- **Document section**:
┄┄┄┄┄┄┄┄┄┄┄┄┄┄┄┄┄┄┄┄
Loyalists have been known to drive hundreds of miles, even jump on planes, to satisfy an In-N-Out urge. Unpaid endorsements also come from a bevy of rock stars, celebrity chefs, and Hollywood elite. Bob Hope, Dinah Shore, and Eddie Fisher noshed on In-N-Out on the way to and from wintering in Palm Springs back in the 1950s. Julia Child once sent her assistant out for In-N-Out during a hospital stay. French Laundry chef Thomas Keller served Double-Doubles at the Napa restaurant’s anniversary party. Tom Hanks had the burgers delivered to cast and crew on the set of The Green Mile. Paris Hilton famously claimed she was on her way to In-N-Out when she was pulled over for a DUI. And Anthony Bourdain once told me his favorite fast-food meal is—wait for it—In-N-Out’s Animal Style burger.
It’s the kind of loyalty that Burger King and McDonald’s will never have. While most fast-food chains live and die by limited-time menu creations, discounting, and coupons, In-N-Out never resorts to those gimmicks. Other than combo meals, the most expensive single item sold on the menu is $3.05. It sells burgers, fries, sodas, and shakes. Nothing else. No onion rings. No salads. No chicken sandwiches. Not even a hot dog. The most recent change to the menu, made a decade ago, was the addition of lemonade.
┄┄┄┄┄┄┄┄┄┄┄┄┄┄┄┄┄┄┄┄
- **Problems to solve**:
1. In the In-N-Out passage, what was the most recent change to the menu?
2. Reproduce, word for word, the part of the In-N-Out passage that opens with the words containing "Loyalists have been" and closes with "Animal Style burger.".
3. Pick up the In-N-Out passage after its final sentence and keep writing it.
The records that follow the In-N-Out passage are not needed for any of this work.
┄┄┄┄┄┄┄┄┄┄┄┄┄┄┄┄┄┄┄┄
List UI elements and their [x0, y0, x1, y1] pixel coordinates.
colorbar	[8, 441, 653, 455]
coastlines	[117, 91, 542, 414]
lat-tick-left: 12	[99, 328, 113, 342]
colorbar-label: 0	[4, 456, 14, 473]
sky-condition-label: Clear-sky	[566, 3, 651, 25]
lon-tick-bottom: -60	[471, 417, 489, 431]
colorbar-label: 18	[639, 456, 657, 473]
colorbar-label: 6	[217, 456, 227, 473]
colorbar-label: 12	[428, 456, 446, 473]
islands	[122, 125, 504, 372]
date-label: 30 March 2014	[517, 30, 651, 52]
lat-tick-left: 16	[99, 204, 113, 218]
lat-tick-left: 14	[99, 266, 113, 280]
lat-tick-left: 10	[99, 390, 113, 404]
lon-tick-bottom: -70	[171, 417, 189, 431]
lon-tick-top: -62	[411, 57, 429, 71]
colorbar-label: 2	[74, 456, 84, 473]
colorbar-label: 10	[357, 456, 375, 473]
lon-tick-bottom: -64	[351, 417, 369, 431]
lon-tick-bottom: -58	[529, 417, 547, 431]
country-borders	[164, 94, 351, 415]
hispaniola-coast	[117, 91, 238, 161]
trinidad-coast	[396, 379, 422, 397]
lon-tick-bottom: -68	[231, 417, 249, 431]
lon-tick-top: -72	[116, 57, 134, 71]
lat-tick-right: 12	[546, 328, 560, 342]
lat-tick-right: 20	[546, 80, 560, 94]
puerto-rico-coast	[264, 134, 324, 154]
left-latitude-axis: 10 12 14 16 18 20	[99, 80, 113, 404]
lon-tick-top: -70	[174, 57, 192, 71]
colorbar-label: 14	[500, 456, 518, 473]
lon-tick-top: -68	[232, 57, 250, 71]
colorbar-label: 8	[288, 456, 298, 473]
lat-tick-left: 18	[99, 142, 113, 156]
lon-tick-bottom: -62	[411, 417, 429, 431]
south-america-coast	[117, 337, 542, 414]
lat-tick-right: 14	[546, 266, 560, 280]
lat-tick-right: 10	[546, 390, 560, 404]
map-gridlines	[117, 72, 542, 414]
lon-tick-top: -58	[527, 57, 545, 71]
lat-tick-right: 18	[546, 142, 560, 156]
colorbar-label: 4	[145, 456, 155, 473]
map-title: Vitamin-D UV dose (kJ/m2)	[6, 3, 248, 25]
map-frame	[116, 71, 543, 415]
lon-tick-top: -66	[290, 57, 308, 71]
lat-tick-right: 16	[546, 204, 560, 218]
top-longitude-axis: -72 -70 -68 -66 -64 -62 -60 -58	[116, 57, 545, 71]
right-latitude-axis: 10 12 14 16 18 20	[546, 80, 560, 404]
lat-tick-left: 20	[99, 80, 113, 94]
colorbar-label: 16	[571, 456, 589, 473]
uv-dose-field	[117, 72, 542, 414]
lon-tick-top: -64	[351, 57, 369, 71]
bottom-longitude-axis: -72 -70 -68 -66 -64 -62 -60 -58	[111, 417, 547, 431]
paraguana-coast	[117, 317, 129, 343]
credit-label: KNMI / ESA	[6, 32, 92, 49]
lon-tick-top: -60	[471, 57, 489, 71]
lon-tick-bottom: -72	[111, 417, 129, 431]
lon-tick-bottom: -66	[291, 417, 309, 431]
┄┄┄┄┄┄┄┄┄┄┄┄┄┄┄┄┄┄┄┄
- **Answers to each task**:
1. Lemonade was added to the menu a decade ago.

2.
Loyalists have been known to drive hundreds of miles, even jump on planes, to satisfy an In-N-Out urge. Unpaid endorsements also come from a bevy of rock stars, celebrity chefs, and Hollywood elite. Bob Hope, Dinah Shore, and Eddie Fisher noshed on In-N-Out on the way to and from wintering in Palm Springs back in the 1950s. Julia Child once sent her assistant out for In-N-Out during a hospital stay. French Laundry chef Thomas Keller served Double-Doubles at the Napa restaurant’s anniversary party. Tom Hanks had the burgers delivered to cast and crew on the set of The Green Mile. Paris Hilton famously claimed she was on her way to In-N-Out when she was pulled over for a DUI. And Anthony Bourdain once told me his favorite fast-food meal is—wait for it—In-N-Out’s Animal Style burger.

3.
The Double-Double (two patties, two slices of American cheese) remains the chain’s most popular item. But it’s rare to find any two customers who order the same meal. That’s because In-N-Out offers a limited menu with unlimited options. Made-to-order burgers, even bloody ones as I mentioned earlier, are the soul of In-N-Out’s allure. Varied burger concoctions requested over the years eventually led to the birth of a secret menu—which the chain denies exists (see sidebar, page 58). Burgers with names such as Animal Style, Protein Style, Flying Dutchman, 3x3, and 4x4 are celebrated underground requests never seen on the menu.
You can order a burger grilled with mustard. Get your onions chopped or ringed—raw or grilled. Asking for “light onion” means cooks will toss a few onion circles on the burger. If you like the secret sauce, ask for extra “spread” packets (kept in a refrigerator under the counter). If you want a triple cheeseburger (3x3) or a quad (4x4), just ask. For crispier fries, order them well done.
In 2004, a group of eight San Francisco friends ordered a 100x100 burger as a lark. After they polished off the 100 patties and 100 slices of cheese squeezed between a pair of buns—and documented the feat in a blog post that went viral—In-N-Out promptly banned the beast from the menu, secret or otherwise.
“The largest burger we will make now is a 4x4,” Van Fleet says. “Anything bigger than that takes way too much time and causes other customers to endure too long of a wait.”
The chain’s most famous custom order, the Animal Style burger, has murky origins. A former veteran In-N-Out manager who knew the Snyders once told me that the burger (made with mustard cooked into the beef, extra spread, and grilled chopped onions) was a favorite among a gang of unsavory customers at the original Baldwin Park restaurant. The impeccably groomed and clean-cut In-N-Out cooks, referring to their unruly guests, wound up calling the special order Animal Style.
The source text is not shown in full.